(Dataset excerpt)
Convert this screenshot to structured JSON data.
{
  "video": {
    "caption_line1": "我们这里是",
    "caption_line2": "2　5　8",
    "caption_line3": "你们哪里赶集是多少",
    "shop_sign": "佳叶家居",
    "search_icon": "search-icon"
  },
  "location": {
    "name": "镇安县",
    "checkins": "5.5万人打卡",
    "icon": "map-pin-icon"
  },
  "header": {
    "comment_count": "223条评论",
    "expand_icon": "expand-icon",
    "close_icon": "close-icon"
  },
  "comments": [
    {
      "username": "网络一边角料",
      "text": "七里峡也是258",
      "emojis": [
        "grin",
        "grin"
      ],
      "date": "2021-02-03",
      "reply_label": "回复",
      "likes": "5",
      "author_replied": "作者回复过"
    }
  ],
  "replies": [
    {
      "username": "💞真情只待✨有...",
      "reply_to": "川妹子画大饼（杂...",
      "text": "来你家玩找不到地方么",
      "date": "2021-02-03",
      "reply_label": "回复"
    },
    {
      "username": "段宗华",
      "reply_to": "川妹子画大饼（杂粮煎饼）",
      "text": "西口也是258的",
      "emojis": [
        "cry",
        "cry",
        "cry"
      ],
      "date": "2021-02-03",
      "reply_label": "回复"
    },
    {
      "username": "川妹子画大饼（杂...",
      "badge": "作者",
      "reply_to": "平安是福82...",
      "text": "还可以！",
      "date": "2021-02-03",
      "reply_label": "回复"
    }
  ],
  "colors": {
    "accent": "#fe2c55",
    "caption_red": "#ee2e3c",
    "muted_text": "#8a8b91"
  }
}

What is required:
Pull every line containing the word "icon" out of the material.

Answer to this exercise:
    "search_icon": "search-icon"
    "icon": "map-pin-icon"
    "expand_icon": "expand-icon",
    "close_icon": "close-icon"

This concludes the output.